The task: Search the entries for the word "screenshot" and pull out each line that has it.
┌─ Provided material
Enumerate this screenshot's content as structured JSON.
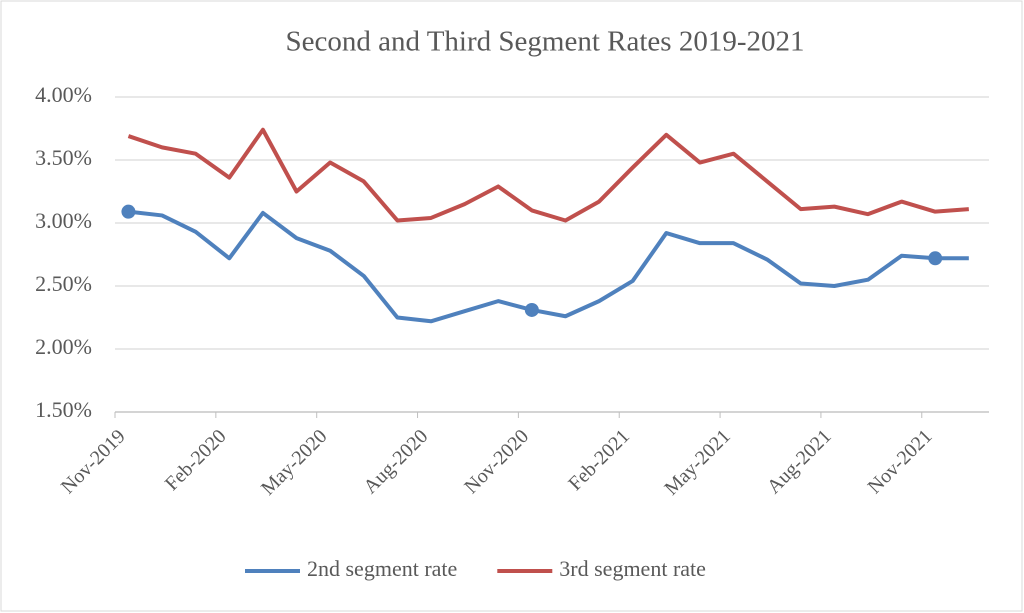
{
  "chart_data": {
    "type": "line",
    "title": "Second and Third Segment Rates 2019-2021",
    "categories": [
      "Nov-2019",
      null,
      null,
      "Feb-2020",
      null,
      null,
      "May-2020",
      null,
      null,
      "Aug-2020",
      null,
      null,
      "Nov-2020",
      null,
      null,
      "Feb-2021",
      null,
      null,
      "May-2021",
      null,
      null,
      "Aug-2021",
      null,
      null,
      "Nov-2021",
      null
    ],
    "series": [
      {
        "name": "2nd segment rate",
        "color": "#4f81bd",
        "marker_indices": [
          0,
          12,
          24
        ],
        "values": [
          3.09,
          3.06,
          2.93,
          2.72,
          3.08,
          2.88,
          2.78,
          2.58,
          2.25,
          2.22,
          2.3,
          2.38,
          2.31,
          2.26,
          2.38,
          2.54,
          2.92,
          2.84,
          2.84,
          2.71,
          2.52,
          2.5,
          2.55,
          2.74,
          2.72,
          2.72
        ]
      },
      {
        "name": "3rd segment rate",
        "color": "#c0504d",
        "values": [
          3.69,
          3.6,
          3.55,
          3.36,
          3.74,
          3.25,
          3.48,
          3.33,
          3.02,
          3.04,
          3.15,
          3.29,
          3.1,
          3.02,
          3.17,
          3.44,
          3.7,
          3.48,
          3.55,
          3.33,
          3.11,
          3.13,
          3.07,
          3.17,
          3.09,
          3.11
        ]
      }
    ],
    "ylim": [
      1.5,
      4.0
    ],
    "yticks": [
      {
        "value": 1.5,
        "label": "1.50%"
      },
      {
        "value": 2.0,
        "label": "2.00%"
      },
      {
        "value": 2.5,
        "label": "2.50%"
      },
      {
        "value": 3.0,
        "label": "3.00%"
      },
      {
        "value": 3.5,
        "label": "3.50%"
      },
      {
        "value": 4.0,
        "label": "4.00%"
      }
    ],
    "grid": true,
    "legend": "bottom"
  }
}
└─
┌─ Provided material
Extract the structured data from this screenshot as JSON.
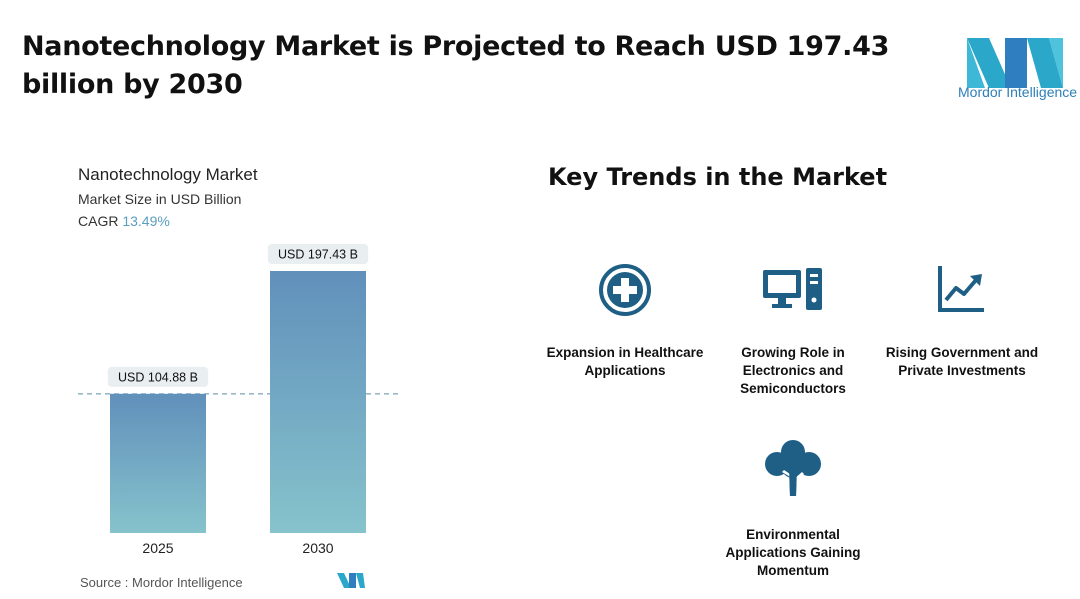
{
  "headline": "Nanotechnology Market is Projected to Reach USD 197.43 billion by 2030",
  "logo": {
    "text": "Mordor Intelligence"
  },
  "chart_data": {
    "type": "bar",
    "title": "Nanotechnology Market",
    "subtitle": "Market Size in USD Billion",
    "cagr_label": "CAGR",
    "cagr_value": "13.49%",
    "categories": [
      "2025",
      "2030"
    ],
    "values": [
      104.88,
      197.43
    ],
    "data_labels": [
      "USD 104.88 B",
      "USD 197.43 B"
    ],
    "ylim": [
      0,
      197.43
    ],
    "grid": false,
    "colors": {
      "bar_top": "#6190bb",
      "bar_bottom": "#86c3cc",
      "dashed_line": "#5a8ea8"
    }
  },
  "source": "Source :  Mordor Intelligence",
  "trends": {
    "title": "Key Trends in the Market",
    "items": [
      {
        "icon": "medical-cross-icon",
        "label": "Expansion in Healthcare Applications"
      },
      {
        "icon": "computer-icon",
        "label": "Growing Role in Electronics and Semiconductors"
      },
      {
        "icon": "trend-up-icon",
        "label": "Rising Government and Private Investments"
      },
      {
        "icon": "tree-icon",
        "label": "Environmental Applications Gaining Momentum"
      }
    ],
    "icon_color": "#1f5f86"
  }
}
└─
┌─ Provided material
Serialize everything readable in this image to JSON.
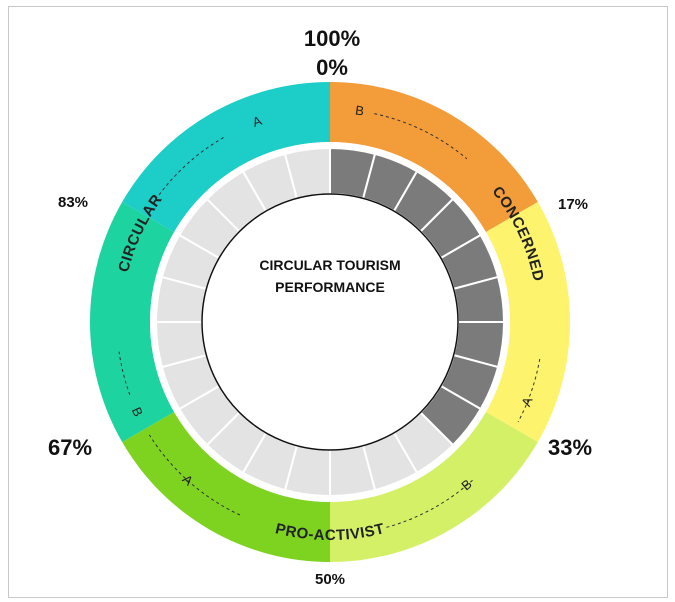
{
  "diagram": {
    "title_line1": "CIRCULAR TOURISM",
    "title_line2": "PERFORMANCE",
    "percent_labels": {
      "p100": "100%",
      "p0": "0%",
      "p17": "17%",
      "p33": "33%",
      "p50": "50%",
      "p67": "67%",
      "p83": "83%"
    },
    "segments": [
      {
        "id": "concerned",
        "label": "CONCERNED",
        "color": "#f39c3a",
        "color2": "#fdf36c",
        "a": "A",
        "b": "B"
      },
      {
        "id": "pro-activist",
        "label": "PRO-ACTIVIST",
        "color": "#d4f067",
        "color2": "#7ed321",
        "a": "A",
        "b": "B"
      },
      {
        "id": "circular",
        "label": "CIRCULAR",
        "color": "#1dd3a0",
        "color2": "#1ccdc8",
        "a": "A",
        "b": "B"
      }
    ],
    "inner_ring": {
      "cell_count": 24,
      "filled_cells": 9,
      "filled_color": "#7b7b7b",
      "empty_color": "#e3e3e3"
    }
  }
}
└─
Complete output:
Enumerate this screenshot's content as structured JSON.
Extract the structured data from this screenshot as JSON.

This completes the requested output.